▶ GIVEN TEXT

I have two pandas dataframe,
Customer Name Dataframe: Name
ID Name
9967 Tasia Aldrich
5154 Tinisha Balcom
9780 Lonna Braga
5101 Violette Arneson
7074 Oralee Schertz
4324 Tempie Bristol
7270 Margarita Evens
2087 Jon Woodham
1301 Linwood Wollman
5897 Salvatore Oatis
and so on
Customer product purchase dataframe: Purchase
ID Product
1094 Audio Equipment
5337 Cameras and Camera Equipment
3035 Car Electronics and GPS
7865 Computer Accessories
2126 Desktop Computers and Monitors
8823 Laptops and Notebooks
4987 Lighting Equipment
7920 Smartphones and Mobile Devices
5801 Tablets and E-Readers
8242 Televisions and Television Services
and so on
Now both dataframe contains about 12 Million records, and I want to merge them based on their ID. I tried using traditional pandas operation:
mergeDF=name.merge(purchase,'left','ID')

▶ PROVIDED MATERIAL
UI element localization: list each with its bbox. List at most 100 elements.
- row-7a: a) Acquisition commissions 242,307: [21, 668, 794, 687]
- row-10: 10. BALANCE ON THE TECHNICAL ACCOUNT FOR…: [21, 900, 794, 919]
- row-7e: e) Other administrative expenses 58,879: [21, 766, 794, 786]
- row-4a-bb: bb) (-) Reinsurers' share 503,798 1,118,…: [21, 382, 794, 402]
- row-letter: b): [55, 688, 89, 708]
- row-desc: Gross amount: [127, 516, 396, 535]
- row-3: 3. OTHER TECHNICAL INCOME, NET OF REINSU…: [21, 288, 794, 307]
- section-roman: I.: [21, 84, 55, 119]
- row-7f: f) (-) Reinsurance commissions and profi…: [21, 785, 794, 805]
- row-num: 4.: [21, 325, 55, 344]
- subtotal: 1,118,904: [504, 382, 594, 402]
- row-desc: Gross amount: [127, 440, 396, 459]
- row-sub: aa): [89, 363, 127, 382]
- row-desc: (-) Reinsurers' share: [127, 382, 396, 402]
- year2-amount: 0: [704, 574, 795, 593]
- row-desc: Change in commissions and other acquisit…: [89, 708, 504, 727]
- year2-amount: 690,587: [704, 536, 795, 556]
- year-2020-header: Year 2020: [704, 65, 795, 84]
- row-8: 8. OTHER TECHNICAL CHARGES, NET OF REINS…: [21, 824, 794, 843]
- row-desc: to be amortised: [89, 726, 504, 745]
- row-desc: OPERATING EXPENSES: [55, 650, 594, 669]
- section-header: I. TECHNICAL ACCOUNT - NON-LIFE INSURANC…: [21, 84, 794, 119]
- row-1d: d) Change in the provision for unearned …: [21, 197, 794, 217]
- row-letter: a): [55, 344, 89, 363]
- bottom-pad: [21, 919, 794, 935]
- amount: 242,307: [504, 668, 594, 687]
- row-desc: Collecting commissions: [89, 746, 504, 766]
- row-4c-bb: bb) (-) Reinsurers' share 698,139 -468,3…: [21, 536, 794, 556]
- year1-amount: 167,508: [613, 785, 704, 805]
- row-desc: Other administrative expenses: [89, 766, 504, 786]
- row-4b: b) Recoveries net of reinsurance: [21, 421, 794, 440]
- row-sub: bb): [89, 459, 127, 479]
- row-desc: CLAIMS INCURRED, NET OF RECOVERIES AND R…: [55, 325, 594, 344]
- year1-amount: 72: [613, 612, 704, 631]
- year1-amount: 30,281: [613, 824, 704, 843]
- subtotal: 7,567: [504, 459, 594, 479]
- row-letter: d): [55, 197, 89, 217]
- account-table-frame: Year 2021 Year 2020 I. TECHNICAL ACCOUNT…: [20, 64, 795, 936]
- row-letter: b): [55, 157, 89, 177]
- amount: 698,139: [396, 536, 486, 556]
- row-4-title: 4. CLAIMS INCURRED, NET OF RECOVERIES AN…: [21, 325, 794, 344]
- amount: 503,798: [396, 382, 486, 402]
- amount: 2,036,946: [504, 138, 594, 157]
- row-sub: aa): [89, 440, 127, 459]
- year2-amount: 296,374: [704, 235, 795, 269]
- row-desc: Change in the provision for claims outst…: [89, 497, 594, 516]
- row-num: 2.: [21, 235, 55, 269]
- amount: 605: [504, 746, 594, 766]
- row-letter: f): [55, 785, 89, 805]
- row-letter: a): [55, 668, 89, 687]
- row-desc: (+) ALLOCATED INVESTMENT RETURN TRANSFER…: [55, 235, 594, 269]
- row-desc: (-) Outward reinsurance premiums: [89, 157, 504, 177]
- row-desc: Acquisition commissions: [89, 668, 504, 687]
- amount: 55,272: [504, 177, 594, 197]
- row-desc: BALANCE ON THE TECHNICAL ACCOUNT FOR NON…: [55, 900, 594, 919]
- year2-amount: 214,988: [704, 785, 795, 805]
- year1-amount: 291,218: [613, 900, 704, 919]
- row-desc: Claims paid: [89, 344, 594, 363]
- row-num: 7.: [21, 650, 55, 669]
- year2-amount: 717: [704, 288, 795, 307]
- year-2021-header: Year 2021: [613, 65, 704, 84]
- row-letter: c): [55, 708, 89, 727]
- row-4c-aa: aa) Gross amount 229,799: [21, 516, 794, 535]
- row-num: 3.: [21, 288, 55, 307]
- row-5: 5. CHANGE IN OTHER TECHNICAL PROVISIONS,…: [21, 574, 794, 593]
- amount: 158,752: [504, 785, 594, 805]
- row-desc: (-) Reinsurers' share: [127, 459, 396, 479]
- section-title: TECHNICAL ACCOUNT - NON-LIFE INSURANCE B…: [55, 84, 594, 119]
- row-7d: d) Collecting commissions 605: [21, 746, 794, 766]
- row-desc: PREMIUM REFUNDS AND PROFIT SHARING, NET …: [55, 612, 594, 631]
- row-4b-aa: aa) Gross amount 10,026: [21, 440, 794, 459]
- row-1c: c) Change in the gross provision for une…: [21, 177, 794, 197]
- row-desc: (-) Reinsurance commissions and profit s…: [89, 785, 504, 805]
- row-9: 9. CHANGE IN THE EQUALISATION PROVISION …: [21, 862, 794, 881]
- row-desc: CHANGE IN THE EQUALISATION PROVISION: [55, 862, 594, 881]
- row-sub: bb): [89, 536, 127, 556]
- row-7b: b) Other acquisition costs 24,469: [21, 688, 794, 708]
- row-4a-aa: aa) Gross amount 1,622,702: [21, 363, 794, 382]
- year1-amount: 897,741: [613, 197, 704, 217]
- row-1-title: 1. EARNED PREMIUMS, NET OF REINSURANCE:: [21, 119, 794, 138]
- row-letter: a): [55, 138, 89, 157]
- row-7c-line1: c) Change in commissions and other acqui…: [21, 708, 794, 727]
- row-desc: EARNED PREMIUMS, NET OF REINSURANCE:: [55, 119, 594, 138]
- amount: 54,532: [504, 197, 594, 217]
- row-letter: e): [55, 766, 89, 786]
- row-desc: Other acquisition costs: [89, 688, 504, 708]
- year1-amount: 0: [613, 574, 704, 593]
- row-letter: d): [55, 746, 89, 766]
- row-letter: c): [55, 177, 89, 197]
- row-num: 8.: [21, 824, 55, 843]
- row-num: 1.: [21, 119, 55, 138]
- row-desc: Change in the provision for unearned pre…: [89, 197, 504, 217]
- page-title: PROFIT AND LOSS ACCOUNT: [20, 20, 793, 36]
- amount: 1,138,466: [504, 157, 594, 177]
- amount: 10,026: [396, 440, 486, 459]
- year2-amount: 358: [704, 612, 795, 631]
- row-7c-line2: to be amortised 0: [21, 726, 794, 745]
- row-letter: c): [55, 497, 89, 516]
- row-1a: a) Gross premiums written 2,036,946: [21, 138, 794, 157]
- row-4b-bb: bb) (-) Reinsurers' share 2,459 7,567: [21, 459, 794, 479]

▶ TRY IT
Continue the forum post about merging two 12-million-row pandas dataframes on ID from the point where it stops.

▶ RESPONSE FOR THIS EXERCISE
and it took literally 140 minutes to fully merge. Is there any other method with which I can optimize this?
Second Part:
I am also trying to make a column in the newly merged dataframe called "key" which is defined as:
mergedDF['key']=mergedDF.apply(lambda x: x.ID+'&'+x.Product,axis=1)
which again take a ton of time. Any recommendation for this? I am new to python so any suggestions would be helpful.